- _GIVEN TASK_
Write the entries below out again exactly; any picture in them stays out.

### STORED RECORDS ###

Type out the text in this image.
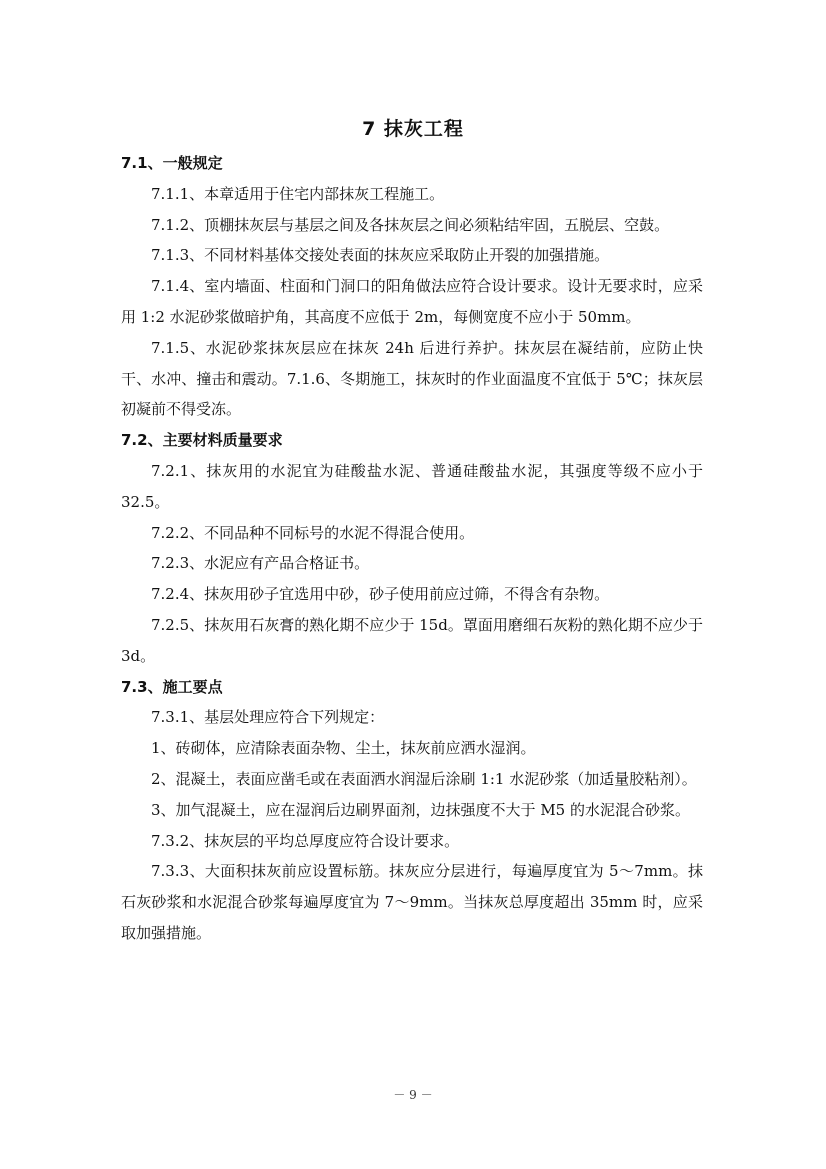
7 抹灰工程

7.1、一般规定

7.1.1、本章适用于住宅内部抹灰工程施工。

7.1.2、顶棚抹灰层与基层之间及各抹灰层之间必须粘结牢固，五脱层、空鼓。

7.1.3、不同材料基体交接处表面的抹灰应采取防止开裂的加强措施。

7.1.4、室内墙面、柱面和门洞口的阳角做法应符合设计要求。设计无要求时，应采用 1:2 水泥砂浆做暗护角，其高度不应低于 2m，每侧宽度不应小于 50mm。

7.1.5、水泥砂浆抹灰层应在抹灰 24h 后进行养护。抹灰层在凝结前，应防止快干、水冲、撞击和震动。7.1.6、冬期施工，抹灰时的作业面温度不宜低于 5℃；抹灰层初凝前不得受冻。

7.2、主要材料质量要求

7.2.1、抹灰用的水泥宜为硅酸盐水泥、普通硅酸盐水泥，其强度等级不应小于 32.5。

7.2.2、不同品种不同标号的水泥不得混合使用。

7.2.3、水泥应有产品合格证书。

7.2.4、抹灰用砂子宜选用中砂，砂子使用前应过筛，不得含有杂物。

7.2.5、抹灰用石灰膏的熟化期不应少于 15d。罩面用磨细石灰粉的熟化期不应少于 3d。

7.3、施工要点

7.3.1、基层处理应符合下列规定：

1、砖砌体，应清除表面杂物、尘土，抹灰前应洒水湿润。

2、混凝土，表面应凿毛或在表面洒水润湿后涂刷 1:1 水泥砂浆（加适量胶粘剂）。

3、加气混凝土，应在湿润后边刷界面剂，边抹强度不大于 M5 的水泥混合砂浆。

7.3.2、抹灰层的平均总厚度应符合设计要求。

7.3.3、大面积抹灰前应设置标筋。抹灰应分层进行，每遍厚度宜为 5～7mm。抹石灰砂浆和水泥混合砂浆每遍厚度宜为 7～9mm。当抹灰总厚度超出 35mm 时，应采取加强措施。

－ 9 －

###

- _OUTPUT OF THE TASK_
Type out the text in this image.
7 抹灰工程

7.1、一般规定

7.1.1、本章适用于住宅内部抹灰工程施工。

7.1.2、顶棚抹灰层与基层之间及各抹灰层之间必须粘结牢固，五脱层、空鼓。

7.1.3、不同材料基体交接处表面的抹灰应采取防止开裂的加强措施。

7.1.4、室内墙面、柱面和门洞口的阳角做法应符合设计要求。设计无要求时，应采用 1:2 水泥砂浆做暗护角，其高度不应低于 2m，每侧宽度不应小于 50mm。

7.1.5、水泥砂浆抹灰层应在抹灰 24h 后进行养护。抹灰层在凝结前，应防止快干、水冲、撞击和震动。7.1.6、冬期施工，抹灰时的作业面温度不宜低于 5℃；抹灰层初凝前不得受冻。

7.2、主要材料质量要求

7.2.1、抹灰用的水泥宜为硅酸盐水泥、普通硅酸盐水泥，其强度等级不应小于 32.5。

7.2.2、不同品种不同标号的水泥不得混合使用。

7.2.3、水泥应有产品合格证书。

7.2.4、抹灰用砂子宜选用中砂，砂子使用前应过筛，不得含有杂物。

7.2.5、抹灰用石灰膏的熟化期不应少于 15d。罩面用磨细石灰粉的熟化期不应少于 3d。

7.3、施工要点

7.3.1、基层处理应符合下列规定：

1、砖砌体，应清除表面杂物、尘土，抹灰前应洒水湿润。

2、混凝土，表面应凿毛或在表面洒水润湿后涂刷 1:1 水泥砂浆（加适量胶粘剂）。

3、加气混凝土，应在湿润后边刷界面剂，边抹强度不大于 M5 的水泥混合砂浆。

7.3.2、抹灰层的平均总厚度应符合设计要求。

7.3.3、大面积抹灰前应设置标筋。抹灰应分层进行，每遍厚度宜为 5～7mm。抹石灰砂浆和水泥混合砂浆每遍厚度宜为 7～9mm。当抹灰总厚度超出 35mm 时，应采取加强措施。

－ 9 －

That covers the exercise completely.